TASK STATEMENT: Pick out the lines below that include the string "this".

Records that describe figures
□ □ □ □ □ □ □

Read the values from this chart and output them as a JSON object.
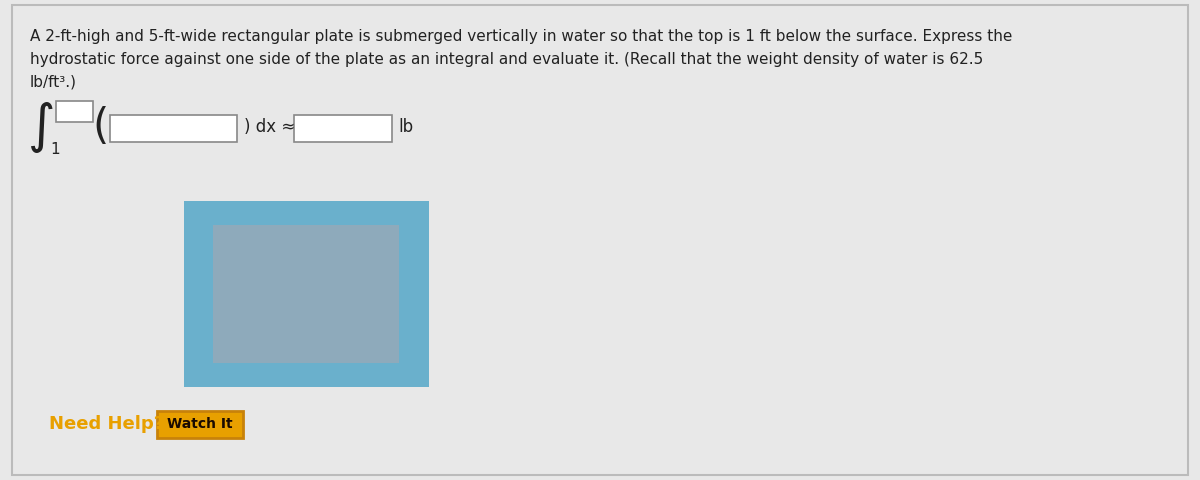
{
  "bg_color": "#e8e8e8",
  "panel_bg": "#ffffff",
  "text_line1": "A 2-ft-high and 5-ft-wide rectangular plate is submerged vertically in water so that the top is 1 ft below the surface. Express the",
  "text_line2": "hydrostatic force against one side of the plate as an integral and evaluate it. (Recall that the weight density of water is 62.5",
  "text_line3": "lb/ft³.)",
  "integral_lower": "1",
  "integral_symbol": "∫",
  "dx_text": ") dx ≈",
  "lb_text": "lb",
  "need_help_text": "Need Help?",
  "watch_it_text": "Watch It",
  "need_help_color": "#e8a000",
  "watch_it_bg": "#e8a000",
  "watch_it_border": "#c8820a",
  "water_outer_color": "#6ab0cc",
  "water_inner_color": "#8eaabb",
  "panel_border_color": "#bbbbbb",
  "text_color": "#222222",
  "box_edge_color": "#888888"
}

□ □ □ □ □ □ □

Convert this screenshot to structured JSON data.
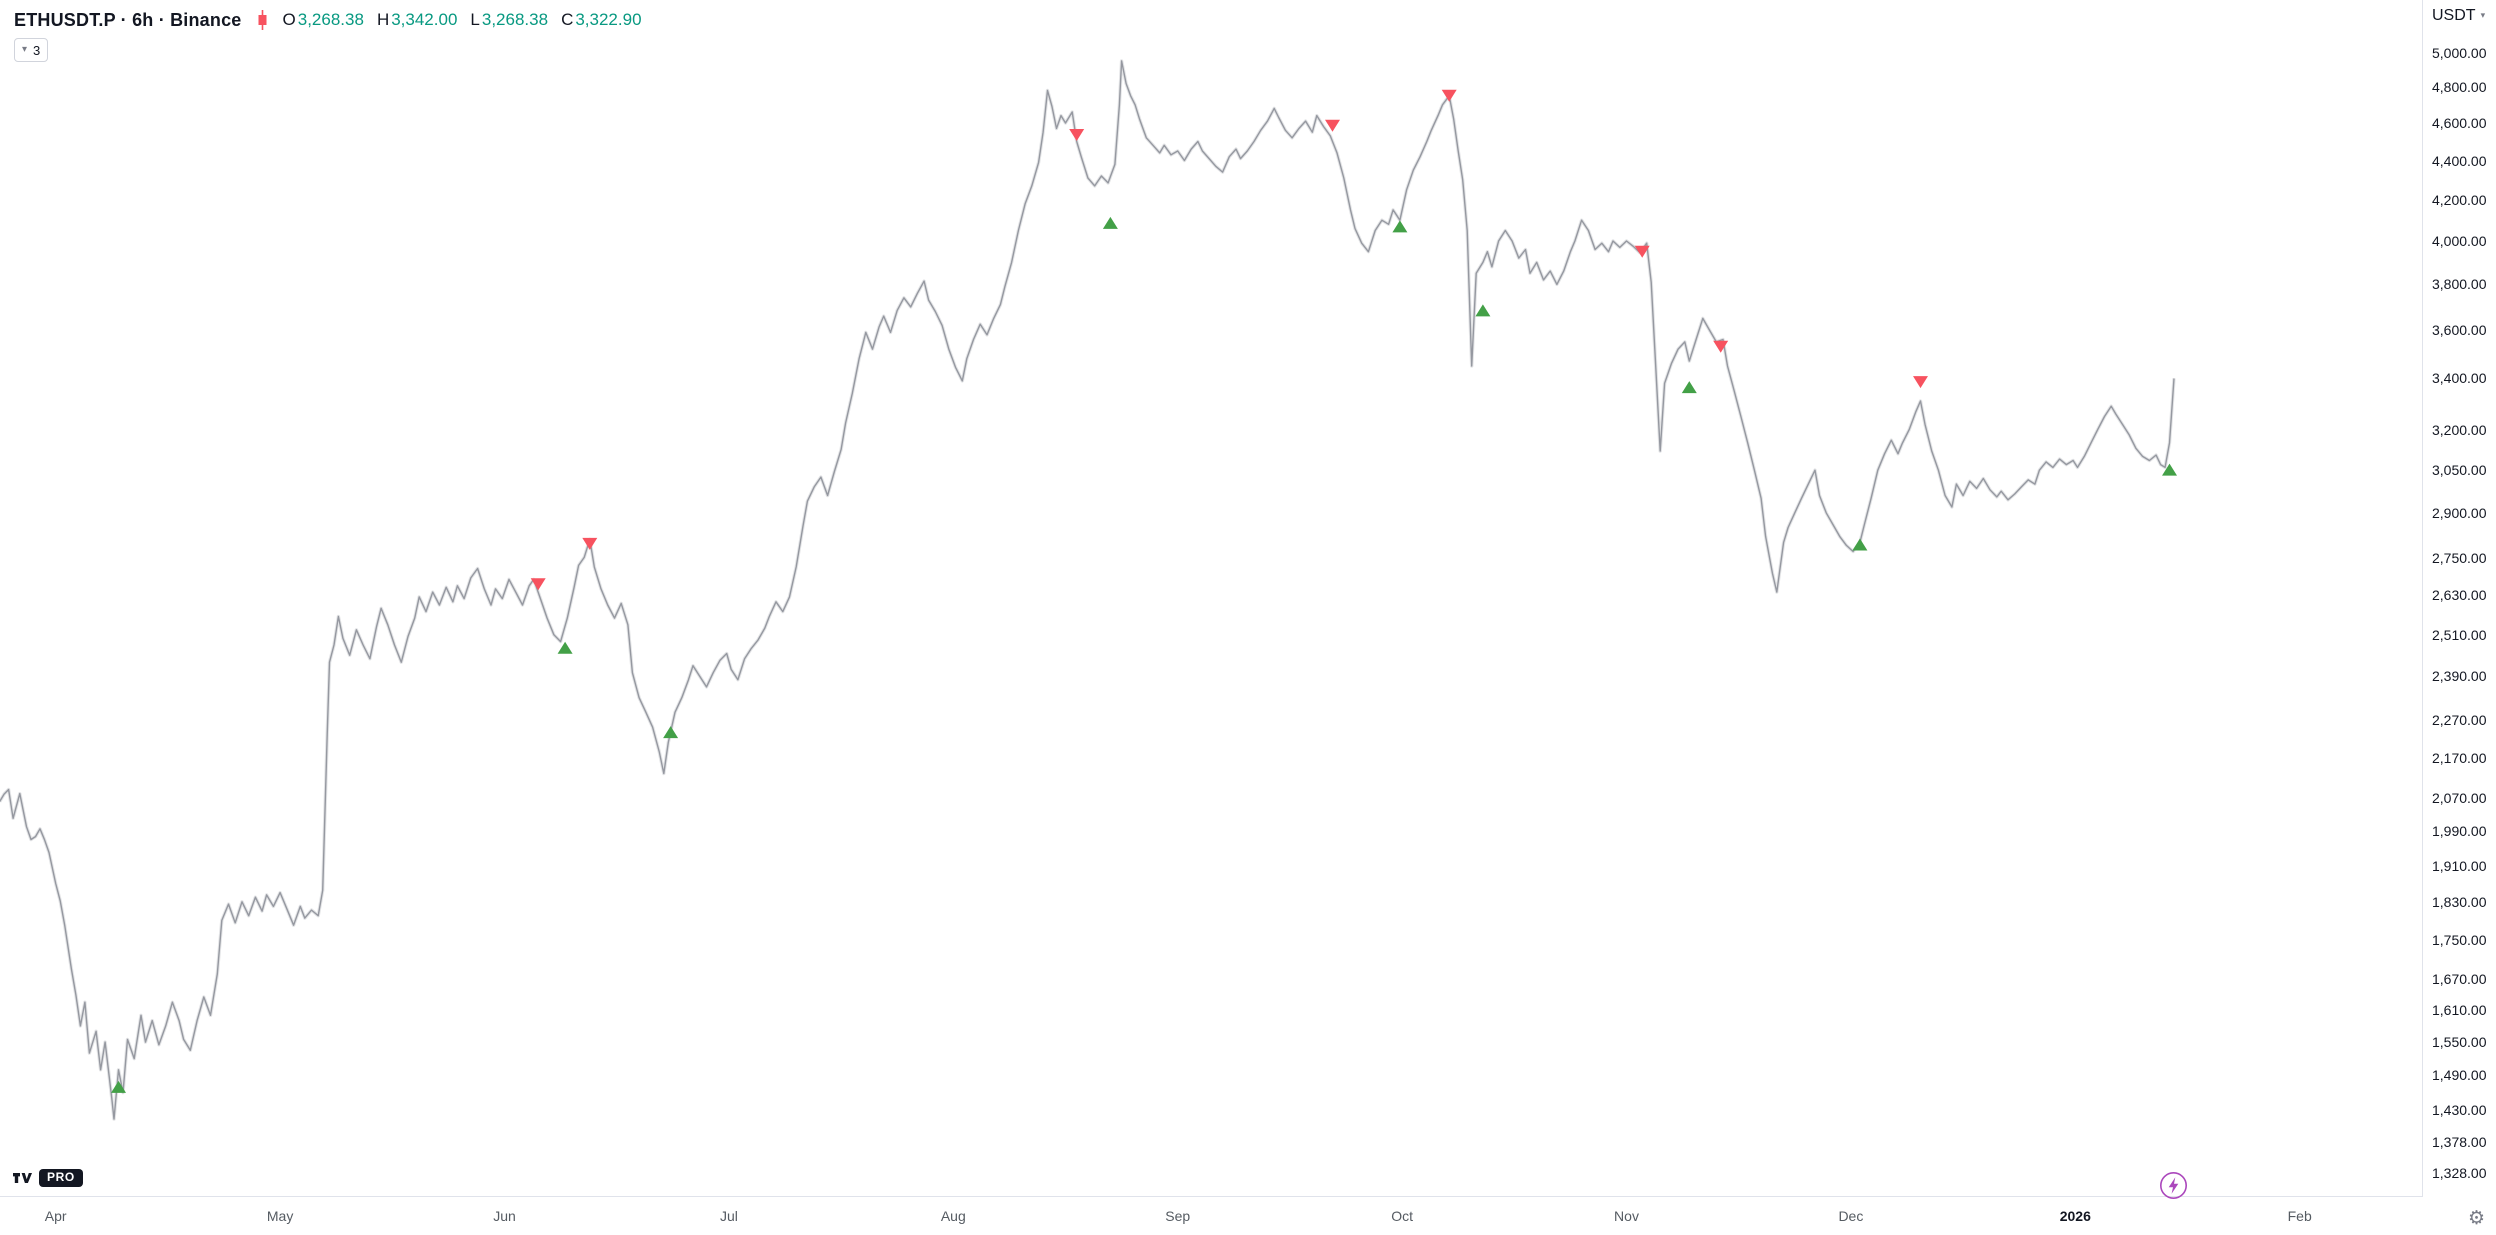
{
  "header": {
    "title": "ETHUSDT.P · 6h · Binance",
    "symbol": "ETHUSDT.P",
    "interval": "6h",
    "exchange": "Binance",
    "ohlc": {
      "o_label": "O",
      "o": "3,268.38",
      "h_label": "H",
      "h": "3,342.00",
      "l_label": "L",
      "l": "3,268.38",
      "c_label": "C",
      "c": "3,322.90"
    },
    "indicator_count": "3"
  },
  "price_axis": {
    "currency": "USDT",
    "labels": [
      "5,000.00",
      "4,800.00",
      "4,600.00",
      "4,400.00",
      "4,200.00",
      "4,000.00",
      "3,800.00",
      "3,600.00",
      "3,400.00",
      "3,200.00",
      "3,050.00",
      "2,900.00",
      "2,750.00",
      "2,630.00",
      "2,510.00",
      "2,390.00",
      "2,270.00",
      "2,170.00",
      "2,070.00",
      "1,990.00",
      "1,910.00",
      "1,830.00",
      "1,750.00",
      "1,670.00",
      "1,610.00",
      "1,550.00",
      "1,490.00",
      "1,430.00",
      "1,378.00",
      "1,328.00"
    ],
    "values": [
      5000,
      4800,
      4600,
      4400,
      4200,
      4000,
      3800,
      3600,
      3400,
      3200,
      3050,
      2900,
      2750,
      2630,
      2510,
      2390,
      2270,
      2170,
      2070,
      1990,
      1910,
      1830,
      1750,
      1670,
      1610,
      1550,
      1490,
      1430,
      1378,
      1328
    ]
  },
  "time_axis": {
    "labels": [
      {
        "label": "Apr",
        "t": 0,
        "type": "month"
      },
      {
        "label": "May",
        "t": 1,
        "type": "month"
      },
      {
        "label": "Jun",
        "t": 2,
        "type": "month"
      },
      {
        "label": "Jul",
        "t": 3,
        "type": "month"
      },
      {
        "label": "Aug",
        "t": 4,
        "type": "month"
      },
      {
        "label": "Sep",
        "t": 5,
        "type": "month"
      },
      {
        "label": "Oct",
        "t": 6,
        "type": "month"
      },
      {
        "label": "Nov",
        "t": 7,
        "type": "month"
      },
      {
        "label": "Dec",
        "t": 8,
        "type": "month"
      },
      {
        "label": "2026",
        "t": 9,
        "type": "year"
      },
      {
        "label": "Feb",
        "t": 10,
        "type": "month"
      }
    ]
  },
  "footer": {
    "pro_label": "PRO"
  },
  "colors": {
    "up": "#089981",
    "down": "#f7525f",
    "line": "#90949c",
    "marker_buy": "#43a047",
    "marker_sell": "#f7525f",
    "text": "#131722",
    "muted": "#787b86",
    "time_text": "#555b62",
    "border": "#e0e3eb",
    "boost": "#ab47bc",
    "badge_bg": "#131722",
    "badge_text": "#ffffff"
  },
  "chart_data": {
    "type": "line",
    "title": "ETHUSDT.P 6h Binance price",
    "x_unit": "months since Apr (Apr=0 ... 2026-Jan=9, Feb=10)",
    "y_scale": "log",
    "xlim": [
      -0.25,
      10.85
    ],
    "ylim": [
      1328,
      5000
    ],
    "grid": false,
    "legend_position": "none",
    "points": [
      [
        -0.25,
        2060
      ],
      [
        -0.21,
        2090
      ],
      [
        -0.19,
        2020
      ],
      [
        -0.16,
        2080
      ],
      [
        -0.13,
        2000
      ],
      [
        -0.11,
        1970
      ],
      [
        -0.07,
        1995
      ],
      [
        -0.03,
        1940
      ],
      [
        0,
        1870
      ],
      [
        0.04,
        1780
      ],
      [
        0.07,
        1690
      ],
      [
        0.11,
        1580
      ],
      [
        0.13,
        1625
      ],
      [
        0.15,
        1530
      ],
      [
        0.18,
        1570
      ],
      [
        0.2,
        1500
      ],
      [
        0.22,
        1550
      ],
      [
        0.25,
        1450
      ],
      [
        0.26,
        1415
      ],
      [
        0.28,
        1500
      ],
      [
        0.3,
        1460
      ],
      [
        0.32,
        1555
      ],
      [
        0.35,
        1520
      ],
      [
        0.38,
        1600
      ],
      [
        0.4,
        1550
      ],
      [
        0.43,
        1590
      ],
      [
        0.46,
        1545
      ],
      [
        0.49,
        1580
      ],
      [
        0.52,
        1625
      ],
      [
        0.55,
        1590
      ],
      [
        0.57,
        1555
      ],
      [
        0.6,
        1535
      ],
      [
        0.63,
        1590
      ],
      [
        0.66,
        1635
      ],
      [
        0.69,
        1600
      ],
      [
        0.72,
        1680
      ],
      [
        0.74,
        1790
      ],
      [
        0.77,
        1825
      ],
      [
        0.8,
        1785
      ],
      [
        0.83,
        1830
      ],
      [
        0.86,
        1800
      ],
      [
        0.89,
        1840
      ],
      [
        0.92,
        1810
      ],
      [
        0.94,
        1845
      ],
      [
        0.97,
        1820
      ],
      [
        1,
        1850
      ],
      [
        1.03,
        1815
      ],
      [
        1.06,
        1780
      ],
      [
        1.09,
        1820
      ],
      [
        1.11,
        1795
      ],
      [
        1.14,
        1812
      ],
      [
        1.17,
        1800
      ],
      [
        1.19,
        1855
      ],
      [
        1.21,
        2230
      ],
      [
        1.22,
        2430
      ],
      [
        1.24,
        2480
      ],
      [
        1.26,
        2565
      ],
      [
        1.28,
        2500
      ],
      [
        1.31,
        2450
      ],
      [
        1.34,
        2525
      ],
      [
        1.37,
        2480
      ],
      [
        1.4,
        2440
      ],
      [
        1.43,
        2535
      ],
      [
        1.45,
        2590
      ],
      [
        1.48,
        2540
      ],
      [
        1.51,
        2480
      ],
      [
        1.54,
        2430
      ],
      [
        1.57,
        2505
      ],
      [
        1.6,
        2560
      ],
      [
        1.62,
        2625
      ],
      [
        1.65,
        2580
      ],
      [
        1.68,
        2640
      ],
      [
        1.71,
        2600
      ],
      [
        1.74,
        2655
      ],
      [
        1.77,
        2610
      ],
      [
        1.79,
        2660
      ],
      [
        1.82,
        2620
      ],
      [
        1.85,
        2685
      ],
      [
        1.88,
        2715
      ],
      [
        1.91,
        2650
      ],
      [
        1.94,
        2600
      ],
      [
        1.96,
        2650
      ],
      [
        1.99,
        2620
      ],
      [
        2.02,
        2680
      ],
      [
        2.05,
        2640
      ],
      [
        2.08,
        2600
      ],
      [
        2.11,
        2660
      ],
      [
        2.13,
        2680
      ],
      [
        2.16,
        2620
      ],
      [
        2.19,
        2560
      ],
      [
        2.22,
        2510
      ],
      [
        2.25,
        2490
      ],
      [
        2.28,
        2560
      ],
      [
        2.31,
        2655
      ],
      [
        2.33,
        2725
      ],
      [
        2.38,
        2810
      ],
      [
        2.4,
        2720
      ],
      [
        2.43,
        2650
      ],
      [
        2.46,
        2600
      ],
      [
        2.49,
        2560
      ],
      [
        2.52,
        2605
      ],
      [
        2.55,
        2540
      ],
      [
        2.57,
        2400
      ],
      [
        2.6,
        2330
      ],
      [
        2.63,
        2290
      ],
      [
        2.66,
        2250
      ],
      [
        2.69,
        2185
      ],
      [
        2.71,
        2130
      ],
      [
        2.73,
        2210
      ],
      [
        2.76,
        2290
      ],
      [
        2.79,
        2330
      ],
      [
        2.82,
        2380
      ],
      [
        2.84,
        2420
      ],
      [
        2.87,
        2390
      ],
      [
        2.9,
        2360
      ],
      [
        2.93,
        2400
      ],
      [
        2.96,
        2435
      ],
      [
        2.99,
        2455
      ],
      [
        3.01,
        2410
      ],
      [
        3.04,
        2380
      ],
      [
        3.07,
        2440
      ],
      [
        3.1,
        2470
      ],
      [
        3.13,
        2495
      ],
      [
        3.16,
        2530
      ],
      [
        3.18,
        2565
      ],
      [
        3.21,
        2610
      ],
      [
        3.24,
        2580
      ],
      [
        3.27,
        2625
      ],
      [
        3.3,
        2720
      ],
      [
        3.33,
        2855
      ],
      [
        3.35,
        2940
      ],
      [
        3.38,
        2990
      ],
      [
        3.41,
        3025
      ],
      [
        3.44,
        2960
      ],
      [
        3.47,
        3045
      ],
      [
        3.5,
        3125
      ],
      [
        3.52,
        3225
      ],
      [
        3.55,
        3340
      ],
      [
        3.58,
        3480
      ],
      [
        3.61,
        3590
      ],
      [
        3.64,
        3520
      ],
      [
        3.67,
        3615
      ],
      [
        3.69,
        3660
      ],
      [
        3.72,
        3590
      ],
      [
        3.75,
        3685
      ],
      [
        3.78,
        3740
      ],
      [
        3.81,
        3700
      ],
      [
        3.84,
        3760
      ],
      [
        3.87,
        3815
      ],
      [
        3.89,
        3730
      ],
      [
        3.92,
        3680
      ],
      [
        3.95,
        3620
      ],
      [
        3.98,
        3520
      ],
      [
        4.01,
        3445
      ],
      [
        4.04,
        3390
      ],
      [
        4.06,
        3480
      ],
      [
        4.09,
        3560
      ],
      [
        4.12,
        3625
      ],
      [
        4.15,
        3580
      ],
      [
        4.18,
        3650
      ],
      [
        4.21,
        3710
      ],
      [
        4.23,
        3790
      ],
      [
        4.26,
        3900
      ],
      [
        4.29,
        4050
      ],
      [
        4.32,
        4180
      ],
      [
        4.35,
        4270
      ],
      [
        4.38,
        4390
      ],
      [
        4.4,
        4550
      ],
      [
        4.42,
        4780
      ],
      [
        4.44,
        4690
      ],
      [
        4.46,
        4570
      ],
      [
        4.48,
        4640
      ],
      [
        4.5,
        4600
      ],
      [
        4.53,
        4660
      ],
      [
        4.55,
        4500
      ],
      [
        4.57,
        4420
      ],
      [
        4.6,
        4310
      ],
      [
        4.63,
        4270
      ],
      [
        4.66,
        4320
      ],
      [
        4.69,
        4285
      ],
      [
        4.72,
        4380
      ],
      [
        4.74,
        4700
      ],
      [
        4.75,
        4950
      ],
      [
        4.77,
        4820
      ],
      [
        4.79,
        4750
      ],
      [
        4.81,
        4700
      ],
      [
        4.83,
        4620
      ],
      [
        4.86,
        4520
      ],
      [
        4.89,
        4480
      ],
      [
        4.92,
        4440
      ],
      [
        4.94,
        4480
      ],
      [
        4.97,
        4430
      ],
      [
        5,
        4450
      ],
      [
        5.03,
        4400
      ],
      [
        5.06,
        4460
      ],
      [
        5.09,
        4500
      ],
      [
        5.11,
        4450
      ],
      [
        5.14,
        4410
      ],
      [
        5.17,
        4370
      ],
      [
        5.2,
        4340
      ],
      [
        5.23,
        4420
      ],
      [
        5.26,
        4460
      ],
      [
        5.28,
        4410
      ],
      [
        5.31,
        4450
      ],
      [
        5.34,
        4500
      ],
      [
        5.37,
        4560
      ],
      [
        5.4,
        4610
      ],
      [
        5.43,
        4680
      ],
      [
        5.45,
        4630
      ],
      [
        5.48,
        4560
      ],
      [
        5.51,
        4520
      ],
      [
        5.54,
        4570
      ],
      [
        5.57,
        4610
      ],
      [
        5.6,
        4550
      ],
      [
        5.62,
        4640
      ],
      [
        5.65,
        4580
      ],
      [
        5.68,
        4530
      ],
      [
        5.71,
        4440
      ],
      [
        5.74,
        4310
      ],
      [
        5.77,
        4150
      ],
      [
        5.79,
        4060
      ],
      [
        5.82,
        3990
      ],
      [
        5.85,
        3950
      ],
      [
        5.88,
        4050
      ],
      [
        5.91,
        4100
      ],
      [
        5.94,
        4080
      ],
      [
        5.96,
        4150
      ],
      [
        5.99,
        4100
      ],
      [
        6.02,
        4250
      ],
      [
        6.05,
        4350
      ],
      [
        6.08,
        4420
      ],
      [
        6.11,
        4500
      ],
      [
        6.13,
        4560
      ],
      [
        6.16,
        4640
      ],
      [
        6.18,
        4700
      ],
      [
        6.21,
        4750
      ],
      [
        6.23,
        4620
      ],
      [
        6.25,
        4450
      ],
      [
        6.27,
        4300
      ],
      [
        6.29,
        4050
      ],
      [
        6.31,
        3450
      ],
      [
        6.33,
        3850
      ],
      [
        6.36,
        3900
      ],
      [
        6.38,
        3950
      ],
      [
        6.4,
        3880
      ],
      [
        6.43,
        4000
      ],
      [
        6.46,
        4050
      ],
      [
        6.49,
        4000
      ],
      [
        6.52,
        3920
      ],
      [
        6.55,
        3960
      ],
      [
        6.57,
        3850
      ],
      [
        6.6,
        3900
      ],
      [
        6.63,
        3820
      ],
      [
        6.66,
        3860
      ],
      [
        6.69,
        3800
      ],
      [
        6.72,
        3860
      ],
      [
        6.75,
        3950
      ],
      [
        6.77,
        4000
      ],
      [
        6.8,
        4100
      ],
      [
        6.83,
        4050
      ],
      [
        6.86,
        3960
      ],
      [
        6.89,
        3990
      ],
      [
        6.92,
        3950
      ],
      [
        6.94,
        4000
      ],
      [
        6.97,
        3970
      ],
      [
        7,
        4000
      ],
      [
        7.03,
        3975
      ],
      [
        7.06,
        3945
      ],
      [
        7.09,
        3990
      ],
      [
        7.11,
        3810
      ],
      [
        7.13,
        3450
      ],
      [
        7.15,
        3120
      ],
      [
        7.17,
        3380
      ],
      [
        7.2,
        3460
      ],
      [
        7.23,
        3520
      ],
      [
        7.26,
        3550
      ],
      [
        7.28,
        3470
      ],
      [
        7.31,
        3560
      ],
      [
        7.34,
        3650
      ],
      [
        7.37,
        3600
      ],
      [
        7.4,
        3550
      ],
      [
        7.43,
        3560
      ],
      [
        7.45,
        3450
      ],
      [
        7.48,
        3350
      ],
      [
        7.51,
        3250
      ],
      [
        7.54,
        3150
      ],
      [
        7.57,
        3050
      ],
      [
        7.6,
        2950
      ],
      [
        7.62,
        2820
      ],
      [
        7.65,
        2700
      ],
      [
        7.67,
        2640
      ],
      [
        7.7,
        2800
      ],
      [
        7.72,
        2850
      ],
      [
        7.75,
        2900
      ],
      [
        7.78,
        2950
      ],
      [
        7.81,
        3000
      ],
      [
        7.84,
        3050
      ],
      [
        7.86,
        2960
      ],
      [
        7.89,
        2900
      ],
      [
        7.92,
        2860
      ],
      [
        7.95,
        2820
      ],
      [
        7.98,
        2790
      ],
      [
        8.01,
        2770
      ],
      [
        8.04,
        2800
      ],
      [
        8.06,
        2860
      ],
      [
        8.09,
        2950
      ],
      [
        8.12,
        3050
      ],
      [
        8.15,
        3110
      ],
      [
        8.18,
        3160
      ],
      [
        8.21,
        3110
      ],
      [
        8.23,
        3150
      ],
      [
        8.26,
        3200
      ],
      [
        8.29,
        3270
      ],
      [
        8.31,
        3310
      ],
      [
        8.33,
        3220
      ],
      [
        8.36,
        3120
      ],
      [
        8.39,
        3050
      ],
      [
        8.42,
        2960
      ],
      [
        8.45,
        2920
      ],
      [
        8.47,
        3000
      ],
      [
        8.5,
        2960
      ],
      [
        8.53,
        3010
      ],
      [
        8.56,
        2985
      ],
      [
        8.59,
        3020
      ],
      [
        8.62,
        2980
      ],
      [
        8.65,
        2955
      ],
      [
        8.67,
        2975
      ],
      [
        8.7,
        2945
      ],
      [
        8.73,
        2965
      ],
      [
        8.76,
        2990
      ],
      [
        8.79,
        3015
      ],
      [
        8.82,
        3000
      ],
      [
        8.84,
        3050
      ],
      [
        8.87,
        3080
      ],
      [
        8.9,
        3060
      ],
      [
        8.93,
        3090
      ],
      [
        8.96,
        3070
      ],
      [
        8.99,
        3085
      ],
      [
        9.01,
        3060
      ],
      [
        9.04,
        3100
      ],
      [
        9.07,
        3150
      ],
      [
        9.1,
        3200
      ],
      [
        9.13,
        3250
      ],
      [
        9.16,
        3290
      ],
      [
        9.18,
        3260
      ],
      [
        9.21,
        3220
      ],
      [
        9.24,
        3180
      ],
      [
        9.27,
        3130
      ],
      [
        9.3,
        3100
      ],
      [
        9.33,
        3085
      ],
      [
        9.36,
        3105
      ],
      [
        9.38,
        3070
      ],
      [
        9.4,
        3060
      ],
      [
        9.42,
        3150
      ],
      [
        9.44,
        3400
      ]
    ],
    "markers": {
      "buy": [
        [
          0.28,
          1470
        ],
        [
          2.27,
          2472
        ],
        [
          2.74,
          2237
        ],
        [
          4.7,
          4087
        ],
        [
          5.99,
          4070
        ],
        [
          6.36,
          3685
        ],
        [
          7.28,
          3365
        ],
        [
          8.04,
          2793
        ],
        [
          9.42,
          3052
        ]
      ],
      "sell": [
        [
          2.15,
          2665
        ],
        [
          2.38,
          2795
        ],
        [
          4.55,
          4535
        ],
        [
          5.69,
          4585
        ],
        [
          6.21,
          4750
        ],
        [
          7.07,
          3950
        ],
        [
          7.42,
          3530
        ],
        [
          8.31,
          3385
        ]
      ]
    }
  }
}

□ □ □ □ □ □ □

THE REPLY:
Read the values from this chart and output them as a JSON object.
Convert this screenshot to structured JSON data.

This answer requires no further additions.